(Texte fourni)

-*-

Le chef de l'État français, Emmanuel Macron, a officialisé l'invitation de quatre pays du Moyen-Orient au sommet du G7 qui se déroule à Évian. L'Égypte, l'Arabie saoudite, le Qatar et les Émirats arabes unis ont ainsi été conviés à prendre part aux travaux du groupe des sept démocraties industrialisées.
Cette annonce intervient alors que la réunion annuelle est marquée par l'actualité brûlante du conflit au Proche-Orient. Les frappes américaines contre l'Iran et la riposte de Téhéran figurent parmi les sujets urgents que les dirigeants doivent aborder. L'invitation de ces quatre acteurs régionaux vise à associer des puissances clés de la région aux discussions diplomatiques.
L'Égypte, l'Arabie saoudite, le Qatar et les Émirats arabes unis sont perçus comme des partenaires importants pour tenter de trouver une issue à la crise. Riyad et Abou Dabi entretiennent des relations complexes avec Téhéran, tandis que Le Caire et Doha disposent de leviers d'influence significatifs dans le dossier palestinien et au-delà.
Le sommet d'Évian, qui se tient du 11 au 13 juin 2026, est le premier organisé par la France depuis celui de Biarritz en 2019. Les discussions devraient porter sur la sécurité régionale, la stabilité économique et les réponses aux crises humanitaires engendrées par les affrontements.
La décision du président Macron d'associer ces quatre nations à ce format restreint témoigne d'une volonté d'élargir le cercle des consultations au-delà des membres traditionnels du G7. Ce faisant, Paris cherche à renforcer la coordination avec des capitales jugées incontournables pour toute initiative de paix dans la région.
Les participants au sommet examineront également les conséquences économiques des hostilités, en particulier les fluctuations des marchés pétroliers et les risques d'embrasement généralisé. La présence des représentants égyptiens, saoudiens, qatari et émirati pourrait faciliter des discussions plus approfondies sur les mécanismes de désescalade.

-*-

(Données fournies)
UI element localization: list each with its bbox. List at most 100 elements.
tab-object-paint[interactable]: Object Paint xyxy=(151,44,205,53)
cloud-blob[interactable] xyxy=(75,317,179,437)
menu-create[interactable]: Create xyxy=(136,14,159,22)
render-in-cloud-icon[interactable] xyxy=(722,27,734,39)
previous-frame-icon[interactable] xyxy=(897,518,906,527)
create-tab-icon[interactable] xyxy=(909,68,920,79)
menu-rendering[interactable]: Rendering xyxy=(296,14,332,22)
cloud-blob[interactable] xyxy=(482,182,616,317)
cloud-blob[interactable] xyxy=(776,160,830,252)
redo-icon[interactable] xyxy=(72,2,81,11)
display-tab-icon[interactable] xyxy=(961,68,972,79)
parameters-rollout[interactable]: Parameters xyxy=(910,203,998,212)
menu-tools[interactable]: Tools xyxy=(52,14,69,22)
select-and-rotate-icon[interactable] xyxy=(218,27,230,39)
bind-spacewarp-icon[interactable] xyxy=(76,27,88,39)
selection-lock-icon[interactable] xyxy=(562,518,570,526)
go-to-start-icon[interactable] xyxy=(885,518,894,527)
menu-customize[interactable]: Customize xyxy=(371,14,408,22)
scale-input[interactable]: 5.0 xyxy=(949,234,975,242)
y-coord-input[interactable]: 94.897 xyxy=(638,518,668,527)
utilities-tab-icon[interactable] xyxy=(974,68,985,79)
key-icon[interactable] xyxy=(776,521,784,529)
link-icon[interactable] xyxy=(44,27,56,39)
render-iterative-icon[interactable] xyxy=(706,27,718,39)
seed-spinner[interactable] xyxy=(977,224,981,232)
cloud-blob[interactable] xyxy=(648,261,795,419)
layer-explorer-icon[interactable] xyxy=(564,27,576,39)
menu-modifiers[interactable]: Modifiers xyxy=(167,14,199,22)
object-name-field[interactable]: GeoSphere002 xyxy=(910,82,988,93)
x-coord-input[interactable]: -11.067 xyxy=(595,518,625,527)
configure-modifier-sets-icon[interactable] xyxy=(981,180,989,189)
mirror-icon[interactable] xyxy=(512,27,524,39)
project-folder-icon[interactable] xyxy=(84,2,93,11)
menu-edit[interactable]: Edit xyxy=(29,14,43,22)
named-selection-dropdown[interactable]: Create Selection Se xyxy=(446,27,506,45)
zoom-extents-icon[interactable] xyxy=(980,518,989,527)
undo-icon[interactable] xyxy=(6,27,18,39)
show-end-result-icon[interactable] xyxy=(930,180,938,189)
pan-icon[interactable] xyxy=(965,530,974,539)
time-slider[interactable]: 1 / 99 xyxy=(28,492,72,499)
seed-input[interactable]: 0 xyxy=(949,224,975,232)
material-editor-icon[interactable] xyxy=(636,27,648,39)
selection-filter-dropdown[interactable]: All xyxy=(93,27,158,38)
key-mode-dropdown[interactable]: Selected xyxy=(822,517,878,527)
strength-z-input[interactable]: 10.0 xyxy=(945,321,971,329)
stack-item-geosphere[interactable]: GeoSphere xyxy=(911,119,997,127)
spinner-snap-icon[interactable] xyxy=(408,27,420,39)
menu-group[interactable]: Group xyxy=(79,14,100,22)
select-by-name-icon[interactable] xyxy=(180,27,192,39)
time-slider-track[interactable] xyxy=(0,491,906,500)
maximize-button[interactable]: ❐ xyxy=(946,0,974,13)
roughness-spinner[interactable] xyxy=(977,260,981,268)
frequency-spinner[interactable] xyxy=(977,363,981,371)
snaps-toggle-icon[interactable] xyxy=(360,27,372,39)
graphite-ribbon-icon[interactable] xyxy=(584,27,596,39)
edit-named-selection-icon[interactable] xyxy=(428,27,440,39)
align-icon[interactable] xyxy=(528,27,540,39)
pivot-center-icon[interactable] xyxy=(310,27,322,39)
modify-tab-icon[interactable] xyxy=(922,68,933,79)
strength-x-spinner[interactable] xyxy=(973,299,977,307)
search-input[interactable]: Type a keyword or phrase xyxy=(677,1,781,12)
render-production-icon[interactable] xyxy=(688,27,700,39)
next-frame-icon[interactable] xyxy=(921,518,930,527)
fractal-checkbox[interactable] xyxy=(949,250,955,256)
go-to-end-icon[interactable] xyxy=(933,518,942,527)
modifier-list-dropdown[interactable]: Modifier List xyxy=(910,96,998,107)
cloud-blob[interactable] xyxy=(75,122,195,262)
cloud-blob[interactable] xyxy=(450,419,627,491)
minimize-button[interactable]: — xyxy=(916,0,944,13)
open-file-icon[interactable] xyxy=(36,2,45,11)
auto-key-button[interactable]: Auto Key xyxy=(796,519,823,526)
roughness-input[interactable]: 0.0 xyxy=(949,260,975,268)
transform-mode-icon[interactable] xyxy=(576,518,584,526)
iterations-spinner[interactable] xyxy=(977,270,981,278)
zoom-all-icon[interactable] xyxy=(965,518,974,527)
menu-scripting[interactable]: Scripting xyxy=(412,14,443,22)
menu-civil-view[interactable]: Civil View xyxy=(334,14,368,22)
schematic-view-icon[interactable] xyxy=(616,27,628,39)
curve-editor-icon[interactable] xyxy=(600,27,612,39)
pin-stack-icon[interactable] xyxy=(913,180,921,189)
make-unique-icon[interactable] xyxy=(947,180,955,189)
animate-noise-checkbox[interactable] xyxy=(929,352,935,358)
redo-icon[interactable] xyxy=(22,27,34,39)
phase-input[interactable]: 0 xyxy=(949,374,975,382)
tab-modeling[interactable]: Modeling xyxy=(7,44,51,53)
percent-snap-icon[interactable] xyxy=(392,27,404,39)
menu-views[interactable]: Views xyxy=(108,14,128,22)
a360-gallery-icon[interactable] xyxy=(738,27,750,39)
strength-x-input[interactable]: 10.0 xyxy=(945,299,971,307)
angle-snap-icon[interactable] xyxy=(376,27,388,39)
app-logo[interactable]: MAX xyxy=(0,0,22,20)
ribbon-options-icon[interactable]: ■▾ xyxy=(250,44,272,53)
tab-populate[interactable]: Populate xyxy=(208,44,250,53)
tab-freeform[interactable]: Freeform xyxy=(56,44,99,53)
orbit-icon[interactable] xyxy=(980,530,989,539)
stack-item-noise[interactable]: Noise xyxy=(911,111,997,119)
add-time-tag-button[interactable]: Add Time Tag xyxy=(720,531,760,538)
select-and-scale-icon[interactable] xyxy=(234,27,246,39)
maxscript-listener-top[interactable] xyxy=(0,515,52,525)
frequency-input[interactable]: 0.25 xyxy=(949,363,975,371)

-*-

(Consigne) Reproduisez sans aucune modification le passage de l'article sur le sommet du G7 à Évian qui va de "La décision du" jusqu'à "mécanismes de désescalade.".

(Résultat obtenu)
La décision du président Macron d'associer ces quatre nations à ce format restreint témoigne d'une volonté d'élargir le cercle des consultations au-delà des membres traditionnels du G7. Ce faisant, Paris cherche à renforcer la coordination avec des capitales jugées incontournables pour toute initiative de paix dans la région.
Les participants au sommet examineront également les conséquences économiques des hostilités, en particulier les fluctuations des marchés pétroliers et les risques d'embrasement généralisé. La présence des représentants égyptiens, saoudiens, qatari et émirati pourrait faciliter des discussions plus approfondies sur les mécanismes de désescalade.